▶ [RAW DATA]
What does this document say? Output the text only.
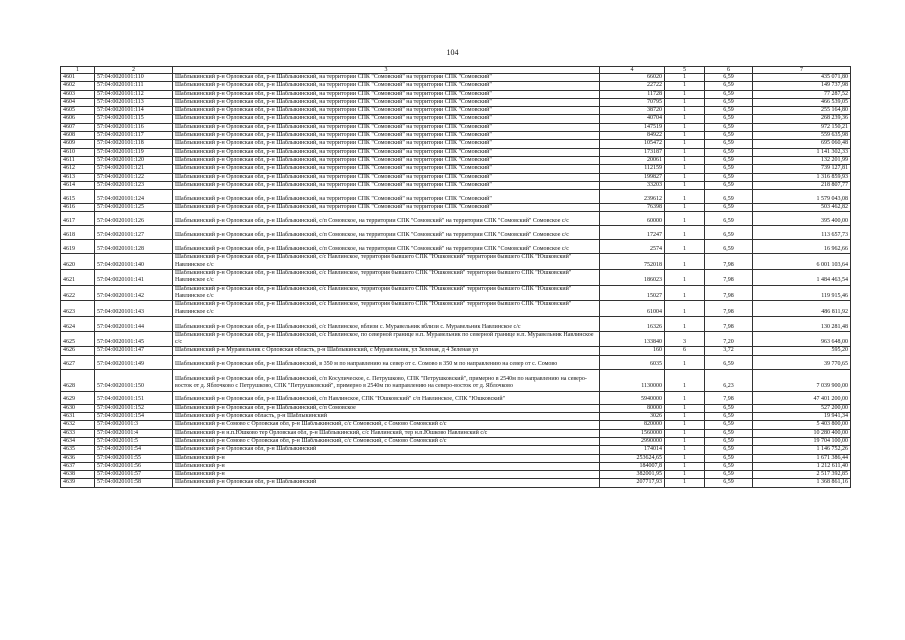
104
1	2	3	4	5	6	7
4601	57:04:0020101:110	Шаблыкинский р-н Орловская обл, р-н Шаблыкинский, на территории СПК "Сомовский" на территории СПК "Сомовский"	66020	1	6,59	435 071,80
4602	57:04:0020101:111	Шаблыкинский р-н Орловская обл, р-н Шаблыкинский, на территории СПК "Сомовский" на территории СПК "Сомовский"	22722	1	6,59	149 737,98
4603	57:04:0020101:112	Шаблыкинский р-н Орловская обл, р-н Шаблыкинский, на территории СПК "Сомовский" на территории СПК "Сомовский"	11728	1	6,59	77 287,52
4604	57:04:0020101:113	Шаблыкинский р-н Орловская обл, р-н Шаблыкинский, на территории СПК "Сомовский" на территории СПК "Сомовский"	70795	1	6,59	466 539,05
4605	57:04:0020101:114	Шаблыкинский р-н Орловская обл, р-н Шаблыкинский, на территории СПК "Сомовский" на территории СПК "Сомовский"	38720	1	6,59	255 164,80
4606	57:04:0020101:115	Шаблыкинский р-н Орловская обл, р-н Шаблыкинский, на территории СПК "Сомовский" на территории СПК "Сомовский"	40704	1	6,59	268 239,36
4607	57:04:0020101:116	Шаблыкинский р-н Орловская обл, р-н Шаблыкинский, на территории СПК "Сомовский" на территории СПК "Сомовский"	147519	1	6,59	972 150,21
4608	57:04:0020101:117	Шаблыкинский р-н Орловская обл, р-н Шаблыкинский, на территории СПК "Сомовский" на территории СПК "Сомовский"	84922	1	6,59	559 635,98
4609	57:04:0020101:118	Шаблыкинский р-н Орловская обл, р-н Шаблыкинский, на территории СПК "Сомовский" на территории СПК "Сомовский"	105472	1	6,59	695 060,48
4610	57:04:0020101:119	Шаблыкинский р-н Орловская обл, р-н Шаблыкинский, на территории СПК "Сомовский" на территории СПК "Сомовский"	173187	1	6,59	1 141 302,33
4611	57:04:0020101:120	Шаблыкинский р-н Орловская обл, р-н Шаблыкинский, на территории СПК "Сомовский" на территории СПК "Сомовский"	20061	1	6,59	132 201,99
4612	57:04:0020101:121	Шаблыкинский р-н Орловская обл, р-н Шаблыкинский, на территории СПК "Сомовский" на территории СПК "Сомовский"	112159	1	6,59	739 127,81
4613	57:04:0020101:122	Шаблыкинский р-н Орловская обл, р-н Шаблыкинский, на территории СПК "Сомовский" на территории СПК "Сомовский"	199827	1	6,59	1 316 859,93
4614	57:04:0020101:123	Шаблыкинский р-н Орловская обл, р-н Шаблыкинский, на территории СПК "Сомовский" на территории СПК "Сомовский"	33203	1	6,59	218 807,77
4615	57:04:0020101:124	Шаблыкинский р-н Орловская обл, р-н Шаблыкинский, на территории СПК "Сомовский" на территории СПК "Сомовский"	239612	1	6,59	1 579 043,08
4616	57:04:0020101:125	Шаблыкинский р-н Орловская обл, р-н Шаблыкинский, на территории СПК "Сомовский" на территории СПК "Сомовский"	76398	1	6,59	503 462,82
4617	57:04:0020101:126	Шаблыкинский р-н Орловская обл, р-н Шаблыкинский, с/п Сомовское, на территории СПК "Сомовский" на территории СПК "Сомовский" Сомовское с/с	60000	1	6,59	395 400,00
4618	57:04:0020101:127	Шаблыкинский р-н Орловская обл, р-н Шаблыкинский, с/п Сомовское, на территории СПК "Сомовский" на территории СПК "Сомовский" Сомовское с/с	17247	1	6,59	113 657,73
4619	57:04:0020101:128	Шаблыкинский р-н Орловская обл, р-н Шаблыкинский, с/п Сомовское, на территории СПК "Сомовский" на территории СПК "Сомовский" Сомовское с/с	2574	1	6,59	16 962,66
4620	57:04:0020101:140	Шаблыкинский р-н Орловская обл, р-н Шаблыкинский, с/с Навлинское, территория бывшего СПК "Юшковский" территория бывшего СПК "Юшковский" Навлинское с/с	752018	1	7,98	6 001 103,64
4621	57:04:0020101:141	Шаблыкинский р-н Орловская обл, р-н Шаблыкинский, с/с Навлинское, территория бывшего СПК "Юшковский" территория бывшего СПК "Юшковский" Навлинское с/с	186023	1	7,98	1 484 463,54
4622	57:04:0020101:142	Шаблыкинский р-н Орловская обл, р-н Шаблыкинский, с/с Навлинское, территория бывшего СПК "Юшковский" территория бывшего СПК "Юшковский" Навлинское с/с	15027	1	7,98	119 915,46
4623	57:04:0020101:143	Шаблыкинский р-н Орловская обл, р-н Шаблыкинский, с/с Навлинское, территория бывшего СПК "Юшковский" территория бывшего СПК "Юшковский" Навлинское с/с	61004	1	7,98	486 811,92
4624	57:04:0020101:144	Шаблыкинский р-н Орловская обл, р-н Шаблыкинский, с/с Навлинское, вблизи с. Муравельник вблизи с. Муравельник Навлинское с/с	16326	1	7,98	130 281,48
4625	57:04:0020101:145	Шаблыкинский р-н Орловская обл, р-н Шаблыкинский, с/с Навлинское, по северной границе н.п. Муравельник по северной границе н.п. Муравельник Навлинское с/с	133840	3	7,20	963 648,00
4626	57:04:0020101:147	Шаблыкинский р-н Муравельник с Орловская область, р-н Шаблыкинский, с Муравельник, ул Зеленая, д 4 Зеленая ул	160	6	3,72	595,20
4627	57:04:0020101:149	Шаблыкинский р-н Орловская обл, р-н Шаблыкинский, в 350 м по направлению на север от с. Сомово в 350 м по направлению на север от с. Сомово	6035	1	6,59	39 770,65
4628	57:04:0020101:150	Шаблыкинский р-н Орловская обл, р-н Шаблыкинский, с/п Косулическое, с. Петрушково, СПК "Петрушковский", примерно в 2540м по направлению на северо-восток от д. Яблочково с Петрушково, СПК "Петрушковский", примерно в 2540м по направлению на северо-восток от д. Яблочково	1130000	1	6,23	7 039 900,00
4629	57:04:0020101:151	Шаблыкинский р-н Орловская обл, р-н Шаблыкинский, с/п Навлинское, СПК "Юшковский" с/п Навлинское, СПК "Юшковский"	5940000	1	7,98	47 401 200,00
4630	57:04:0020101:152	Шаблыкинский р-н Орловская обл, р-н Шаблыкинский, с/п Сомовское	80000	1	6,59	527 200,00
4631	57:04:0020101:154	Шаблыкинский р-н Орловская область, р-н Шаблыкинский	3026	1	6,59	19 941,34
4632	57:04:0020101:3	Шаблыкинский р-н Сомово с Орловская обл, р-н Шаблыкинский, с/с Сомовский, с Сомово Сомовский с/с	820000	1	6,59	5 403 800,00
4633	57:04:0020101:4	Шаблыкинский р-н н.п.Юшково тер Орловская обл, р-н Шаблыкинский, с/с Навлинский, тер н.п.Юшково Навлинский с/с	1560000	1	6,59	10 280 400,00
4634	57:04:0020101:5	Шаблыкинский р-н Сомово с Орловская обл, р-н Шаблыкинский, с/с Сомовский, с Сомово Сомовский с/с	2990000	1	6,59	19 704 100,00
4635	57:04:0020101:54	Шаблыкинский р-н Орловская обл, р-н Шаблыкинский	174014	1	6,59	1 146 752,26
4636	57:04:0020101:55	Шаблыкинский р-н	253624,65	1	6,59	1 671 386,44
4637	57:04:0020101:56	Шаблыкинский р-н	184007,8	1	6,59	1 212 611,40
4638	57:04:0020101:57	Шаблыкинский р-н	382001,95	1	6,59	2 517 392,85
4639	57:04:0020101:58	Шаблыкинский р-н Орловская обл, р-н Шаблыкинский	207717,93	1	6,59	1 368 861,16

▶ [WRITTEN PROBLEM]
Please write out all of the material above without changing a word, and omit any pictures.

▶ [COMPLETED TASK]
What does this document say? Output the text only.
104
1	2	3	4	5	6	7
4601	57:04:0020101:110	Шаблыкинский р-н Орловская обл, р-н Шаблыкинский, на территории СПК "Сомовский" на территории СПК "Сомовский"	66020	1	6,59	435 071,80
4602	57:04:0020101:111	Шаблыкинский р-н Орловская обл, р-н Шаблыкинский, на территории СПК "Сомовский" на территории СПК "Сомовский"	22722	1	6,59	149 737,98
4603	57:04:0020101:112	Шаблыкинский р-н Орловская обл, р-н Шаблыкинский, на территории СПК "Сомовский" на территории СПК "Сомовский"	11728	1	6,59	77 287,52
4604	57:04:0020101:113	Шаблыкинский р-н Орловская обл, р-н Шаблыкинский, на территории СПК "Сомовский" на территории СПК "Сомовский"	70795	1	6,59	466 539,05
4605	57:04:0020101:114	Шаблыкинский р-н Орловская обл, р-н Шаблыкинский, на территории СПК "Сомовский" на территории СПК "Сомовский"	38720	1	6,59	255 164,80
4606	57:04:0020101:115	Шаблыкинский р-н Орловская обл, р-н Шаблыкинский, на территории СПК "Сомовский" на территории СПК "Сомовский"	40704	1	6,59	268 239,36
4607	57:04:0020101:116	Шаблыкинский р-н Орловская обл, р-н Шаблыкинский, на территории СПК "Сомовский" на территории СПК "Сомовский"	147519	1	6,59	972 150,21
4608	57:04:0020101:117	Шаблыкинский р-н Орловская обл, р-н Шаблыкинский, на территории СПК "Сомовский" на территории СПК "Сомовский"	84922	1	6,59	559 635,98
4609	57:04:0020101:118	Шаблыкинский р-н Орловская обл, р-н Шаблыкинский, на территории СПК "Сомовский" на территории СПК "Сомовский"	105472	1	6,59	695 060,48
4610	57:04:0020101:119	Шаблыкинский р-н Орловская обл, р-н Шаблыкинский, на территории СПК "Сомовский" на территории СПК "Сомовский"	173187	1	6,59	1 141 302,33
4611	57:04:0020101:120	Шаблыкинский р-н Орловская обл, р-н Шаблыкинский, на территории СПК "Сомовский" на территории СПК "Сомовский"	20061	1	6,59	132 201,99
4612	57:04:0020101:121	Шаблыкинский р-н Орловская обл, р-н Шаблыкинский, на территории СПК "Сомовский" на территории СПК "Сомовский"	112159	1	6,59	739 127,81
4613	57:04:0020101:122	Шаблыкинский р-н Орловская обл, р-н Шаблыкинский, на территории СПК "Сомовский" на территории СПК "Сомовский"	199827	1	6,59	1 316 859,93
4614	57:04:0020101:123	Шаблыкинский р-н Орловская обл, р-н Шаблыкинский, на территории СПК "Сомовский" на территории СПК "Сомовский"	33203	1	6,59	218 807,77
4615	57:04:0020101:124	Шаблыкинский р-н Орловская обл, р-н Шаблыкинский, на территории СПК "Сомовский" на территории СПК "Сомовский"	239612	1	6,59	1 579 043,08
4616	57:04:0020101:125	Шаблыкинский р-н Орловская обл, р-н Шаблыкинский, на территории СПК "Сомовский" на территории СПК "Сомовский"	76398	1	6,59	503 462,82
4617	57:04:0020101:126	Шаблыкинский р-н Орловская обл, р-н Шаблыкинский, с/п Сомовское, на территории СПК "Сомовский" на территории СПК "Сомовский" Сомовское с/с	60000	1	6,59	395 400,00
4618	57:04:0020101:127	Шаблыкинский р-н Орловская обл, р-н Шаблыкинский, с/п Сомовское, на территории СПК "Сомовский" на территории СПК "Сомовский" Сомовское с/с	17247	1	6,59	113 657,73
4619	57:04:0020101:128	Шаблыкинский р-н Орловская обл, р-н Шаблыкинский, с/п Сомовское, на территории СПК "Сомовский" на территории СПК "Сомовский" Сомовское с/с	2574	1	6,59	16 962,66
4620	57:04:0020101:140	Шаблыкинский р-н Орловская обл, р-н Шаблыкинский, с/с Навлинское, территория бывшего СПК "Юшковский" территория бывшего СПК "Юшковский" Навлинское с/с	752018	1	7,98	6 001 103,64
4621	57:04:0020101:141	Шаблыкинский р-н Орловская обл, р-н Шаблыкинский, с/с Навлинское, территория бывшего СПК "Юшковский" территория бывшего СПК "Юшковский" Навлинское с/с	186023	1	7,98	1 484 463,54
4622	57:04:0020101:142	Шаблыкинский р-н Орловская обл, р-н Шаблыкинский, с/с Навлинское, территория бывшего СПК "Юшковский" территория бывшего СПК "Юшковский" Навлинское с/с	15027	1	7,98	119 915,46
4623	57:04:0020101:143	Шаблыкинский р-н Орловская обл, р-н Шаблыкинский, с/с Навлинское, территория бывшего СПК "Юшковский" территория бывшего СПК "Юшковский" Навлинское с/с	61004	1	7,98	486 811,92
4624	57:04:0020101:144	Шаблыкинский р-н Орловская обл, р-н Шаблыкинский, с/с Навлинское, вблизи с. Муравельник вблизи с. Муравельник Навлинское с/с	16326	1	7,98	130 281,48
4625	57:04:0020101:145	Шаблыкинский р-н Орловская обл, р-н Шаблыкинский, с/с Навлинское, по северной границе н.п. Муравельник по северной границе н.п. Муравельник Навлинское с/с	133840	3	7,20	963 648,00
4626	57:04:0020101:147	Шаблыкинский р-н Муравельник с Орловская область, р-н Шаблыкинский, с Муравельник, ул Зеленая, д 4 Зеленая ул	160	6	3,72	595,20
4627	57:04:0020101:149	Шаблыкинский р-н Орловская обл, р-н Шаблыкинский, в 350 м по направлению на север от с. Сомово в 350 м по направлению на север от с. Сомово	6035	1	6,59	39 770,65
4628	57:04:0020101:150	Шаблыкинский р-н Орловская обл, р-н Шаблыкинский, с/п Косулическое, с. Петрушково, СПК "Петрушковский", примерно в 2540м по направлению на северо-восток от д. Яблочково с Петрушково, СПК "Петрушковский", примерно в 2540м по направлению на северо-восток от д. Яблочково	1130000	1	6,23	7 039 900,00
4629	57:04:0020101:151	Шаблыкинский р-н Орловская обл, р-н Шаблыкинский, с/п Навлинское, СПК "Юшковский" с/п Навлинское, СПК "Юшковский"	5940000	1	7,98	47 401 200,00
4630	57:04:0020101:152	Шаблыкинский р-н Орловская обл, р-н Шаблыкинский, с/п Сомовское	80000	1	6,59	527 200,00
4631	57:04:0020101:154	Шаблыкинский р-н Орловская область, р-н Шаблыкинский	3026	1	6,59	19 941,34
4632	57:04:0020101:3	Шаблыкинский р-н Сомово с Орловская обл, р-н Шаблыкинский, с/с Сомовский, с Сомово Сомовский с/с	820000	1	6,59	5 403 800,00
4633	57:04:0020101:4	Шаблыкинский р-н н.п.Юшково тер Орловская обл, р-н Шаблыкинский, с/с Навлинский, тер н.п.Юшково Навлинский с/с	1560000	1	6,59	10 280 400,00
4634	57:04:0020101:5	Шаблыкинский р-н Сомово с Орловская обл, р-н Шаблыкинский, с/с Сомовский, с Сомово Сомовский с/с	2990000	1	6,59	19 704 100,00
4635	57:04:0020101:54	Шаблыкинский р-н Орловская обл, р-н Шаблыкинский	174014	1	6,59	1 146 752,26
4636	57:04:0020101:55	Шаблыкинский р-н	253624,65	1	6,59	1 671 386,44
4637	57:04:0020101:56	Шаблыкинский р-н	184007,8	1	6,59	1 212 611,40
4638	57:04:0020101:57	Шаблыкинский р-н	382001,95	1	6,59	2 517 392,85
4639	57:04:0020101:58	Шаблыкинский р-н Орловская обл, р-н Шаблыкинский	207717,93	1	6,59	1 368 861,16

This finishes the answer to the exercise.